● **THE EXERCISE**
Return the whole listing, line for line, without the pictures in it.

------------------------------------------------------------------------

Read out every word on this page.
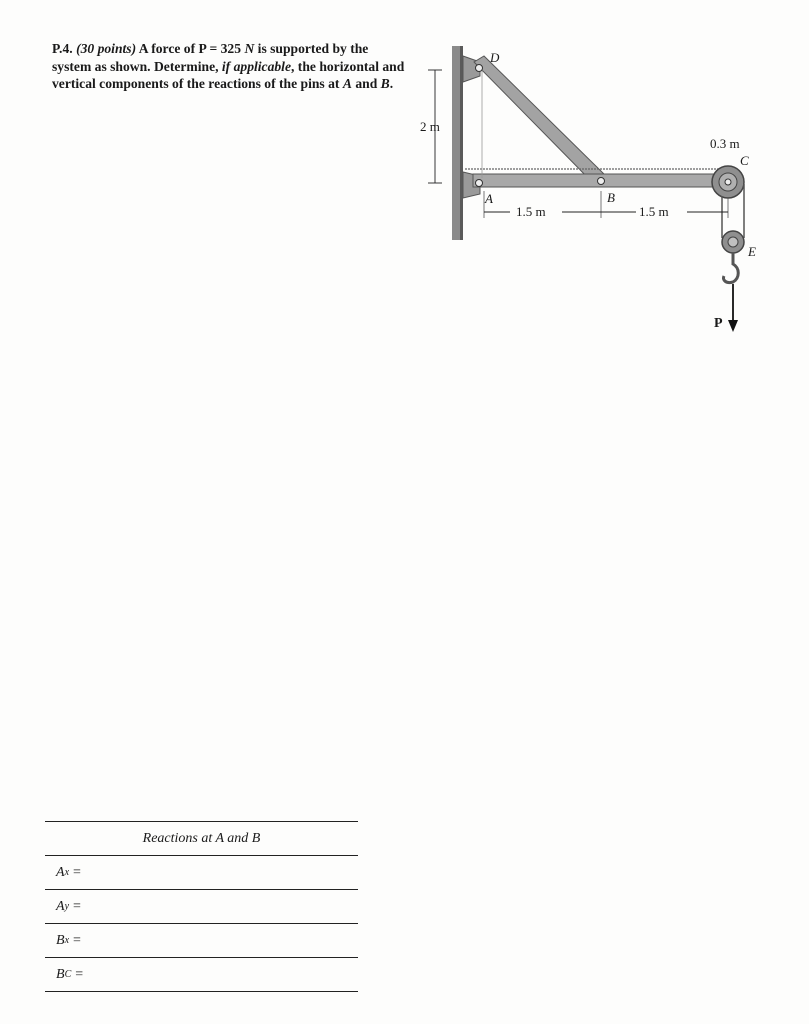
P.4. (30 points) A force of P = 325 N is supported by the system as shown. Determine, if applicable, the horizontal and vertical components of the reactions of the pins at A and B.
2 m
1.5 m	1.5 m
D
A	B
0.3 m
C
E
P
Reactions at A and B
A x =
A y =
B x =
B C =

------------------------------------------------------------------------

● **COMPLETED TASK**
Read out every word on this page.
P.4. (30 points) A force of P = 325 N is supported by the system as shown. Determine, if applicable, the horizontal and vertical components of the reactions of the pins at A and B.
2 m
1.5 m	1.5 m
D
A	B
0.3 m
C
E
P
Reactions at A and B
A x =
A y =
B x =
B C =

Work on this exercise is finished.